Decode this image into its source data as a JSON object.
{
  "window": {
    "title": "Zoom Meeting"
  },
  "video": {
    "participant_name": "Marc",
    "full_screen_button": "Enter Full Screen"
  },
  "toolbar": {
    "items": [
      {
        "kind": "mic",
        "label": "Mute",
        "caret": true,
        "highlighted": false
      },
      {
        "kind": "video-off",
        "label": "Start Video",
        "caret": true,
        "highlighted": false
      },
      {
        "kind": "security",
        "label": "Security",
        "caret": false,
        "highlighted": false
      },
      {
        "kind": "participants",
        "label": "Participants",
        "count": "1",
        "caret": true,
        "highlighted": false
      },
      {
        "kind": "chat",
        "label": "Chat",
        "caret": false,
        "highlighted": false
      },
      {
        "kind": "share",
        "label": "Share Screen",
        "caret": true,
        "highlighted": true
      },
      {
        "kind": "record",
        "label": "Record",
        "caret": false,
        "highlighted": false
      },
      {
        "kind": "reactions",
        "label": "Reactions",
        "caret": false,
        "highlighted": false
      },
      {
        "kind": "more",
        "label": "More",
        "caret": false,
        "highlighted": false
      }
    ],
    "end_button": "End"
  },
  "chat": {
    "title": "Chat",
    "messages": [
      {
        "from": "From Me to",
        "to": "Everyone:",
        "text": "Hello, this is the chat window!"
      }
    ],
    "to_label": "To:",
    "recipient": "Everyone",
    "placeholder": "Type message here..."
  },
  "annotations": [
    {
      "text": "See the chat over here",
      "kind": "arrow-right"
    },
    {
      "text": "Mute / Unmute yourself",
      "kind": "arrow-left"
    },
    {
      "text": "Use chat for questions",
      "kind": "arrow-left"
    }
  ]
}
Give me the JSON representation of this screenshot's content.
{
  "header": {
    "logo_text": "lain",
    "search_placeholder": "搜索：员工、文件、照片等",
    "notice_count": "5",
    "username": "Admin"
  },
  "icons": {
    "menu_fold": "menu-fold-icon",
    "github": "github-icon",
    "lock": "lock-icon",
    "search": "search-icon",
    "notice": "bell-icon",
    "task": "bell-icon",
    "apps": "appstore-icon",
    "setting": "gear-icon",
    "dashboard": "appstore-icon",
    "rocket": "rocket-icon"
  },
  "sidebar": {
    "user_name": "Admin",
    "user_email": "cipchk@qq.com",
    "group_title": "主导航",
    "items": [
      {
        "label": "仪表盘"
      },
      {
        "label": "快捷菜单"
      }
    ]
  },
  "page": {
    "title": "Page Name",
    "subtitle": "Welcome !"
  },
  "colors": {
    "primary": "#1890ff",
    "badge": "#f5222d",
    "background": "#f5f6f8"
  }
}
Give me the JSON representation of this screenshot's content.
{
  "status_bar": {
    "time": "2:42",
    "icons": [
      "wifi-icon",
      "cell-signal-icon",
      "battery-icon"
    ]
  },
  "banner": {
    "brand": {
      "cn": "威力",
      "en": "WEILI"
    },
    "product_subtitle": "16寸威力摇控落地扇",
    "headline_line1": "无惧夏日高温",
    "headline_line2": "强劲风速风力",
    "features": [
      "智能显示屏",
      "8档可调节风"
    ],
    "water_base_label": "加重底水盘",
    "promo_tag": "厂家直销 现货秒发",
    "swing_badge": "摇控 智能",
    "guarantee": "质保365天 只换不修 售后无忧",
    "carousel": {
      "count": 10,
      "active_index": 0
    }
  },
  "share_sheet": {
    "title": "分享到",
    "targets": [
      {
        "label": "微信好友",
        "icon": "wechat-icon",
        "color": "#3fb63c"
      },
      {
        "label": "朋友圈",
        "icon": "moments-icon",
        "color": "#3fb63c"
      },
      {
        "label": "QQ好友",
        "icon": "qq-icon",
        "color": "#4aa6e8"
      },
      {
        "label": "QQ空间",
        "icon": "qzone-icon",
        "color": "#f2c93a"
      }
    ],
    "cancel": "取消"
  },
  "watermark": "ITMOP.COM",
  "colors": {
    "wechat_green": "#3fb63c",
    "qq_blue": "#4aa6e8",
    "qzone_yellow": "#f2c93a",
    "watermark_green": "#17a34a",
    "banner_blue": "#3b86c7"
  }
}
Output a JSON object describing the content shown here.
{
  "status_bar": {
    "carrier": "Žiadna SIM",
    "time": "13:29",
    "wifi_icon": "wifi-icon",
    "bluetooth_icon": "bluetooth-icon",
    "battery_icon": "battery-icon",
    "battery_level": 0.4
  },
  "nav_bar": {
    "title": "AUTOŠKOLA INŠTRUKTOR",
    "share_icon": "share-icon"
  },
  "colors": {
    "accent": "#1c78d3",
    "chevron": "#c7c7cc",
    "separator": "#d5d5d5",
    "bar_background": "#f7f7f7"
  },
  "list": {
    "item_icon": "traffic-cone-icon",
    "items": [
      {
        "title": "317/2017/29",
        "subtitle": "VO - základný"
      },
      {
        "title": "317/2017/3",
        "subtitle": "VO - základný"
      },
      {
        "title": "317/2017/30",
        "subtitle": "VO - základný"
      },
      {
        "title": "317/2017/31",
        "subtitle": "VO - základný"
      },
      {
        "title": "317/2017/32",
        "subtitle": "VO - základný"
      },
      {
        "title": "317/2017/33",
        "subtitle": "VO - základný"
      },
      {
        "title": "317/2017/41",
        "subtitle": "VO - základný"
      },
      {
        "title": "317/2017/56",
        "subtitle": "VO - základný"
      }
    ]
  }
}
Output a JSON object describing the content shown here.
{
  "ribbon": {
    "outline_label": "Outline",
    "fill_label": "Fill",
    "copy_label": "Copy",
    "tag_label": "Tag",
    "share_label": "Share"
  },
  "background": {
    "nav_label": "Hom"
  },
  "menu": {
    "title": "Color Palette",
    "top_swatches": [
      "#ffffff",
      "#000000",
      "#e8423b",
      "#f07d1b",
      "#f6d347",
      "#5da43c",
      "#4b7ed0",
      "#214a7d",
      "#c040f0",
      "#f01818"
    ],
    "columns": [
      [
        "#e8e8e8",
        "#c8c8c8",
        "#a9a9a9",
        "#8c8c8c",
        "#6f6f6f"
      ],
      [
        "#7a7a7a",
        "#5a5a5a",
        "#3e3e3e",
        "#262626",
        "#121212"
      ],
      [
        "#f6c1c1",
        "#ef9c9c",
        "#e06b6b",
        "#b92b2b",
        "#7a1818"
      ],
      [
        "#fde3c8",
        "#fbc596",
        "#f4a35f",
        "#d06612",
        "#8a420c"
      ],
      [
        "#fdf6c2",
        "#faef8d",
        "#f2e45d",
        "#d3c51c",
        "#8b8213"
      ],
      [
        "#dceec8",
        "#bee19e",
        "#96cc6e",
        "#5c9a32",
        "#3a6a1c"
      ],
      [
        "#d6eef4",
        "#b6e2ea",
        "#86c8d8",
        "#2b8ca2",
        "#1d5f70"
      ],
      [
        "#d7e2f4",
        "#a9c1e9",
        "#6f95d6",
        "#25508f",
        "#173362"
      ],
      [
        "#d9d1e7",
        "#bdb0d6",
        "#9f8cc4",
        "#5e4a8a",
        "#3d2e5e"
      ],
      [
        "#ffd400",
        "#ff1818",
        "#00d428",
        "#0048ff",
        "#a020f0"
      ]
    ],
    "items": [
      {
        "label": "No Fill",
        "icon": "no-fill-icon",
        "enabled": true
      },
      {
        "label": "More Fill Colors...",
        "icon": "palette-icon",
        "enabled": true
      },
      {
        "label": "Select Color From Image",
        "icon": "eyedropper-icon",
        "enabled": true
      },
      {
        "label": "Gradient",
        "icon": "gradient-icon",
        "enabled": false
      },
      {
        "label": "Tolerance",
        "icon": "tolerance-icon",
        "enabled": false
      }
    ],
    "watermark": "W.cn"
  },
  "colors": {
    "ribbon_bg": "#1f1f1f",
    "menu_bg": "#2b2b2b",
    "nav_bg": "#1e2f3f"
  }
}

──────────────────────────────

**TASK OBJECTIVE:** Copy down every line of the entries containing the word "here".

**EXERCISE RESULT:**
    "placeholder": "Type message here..."
      "text": "See the chat over here",
Output a JSON object describing the content shown here.
Output a JSON object describing the content shown here.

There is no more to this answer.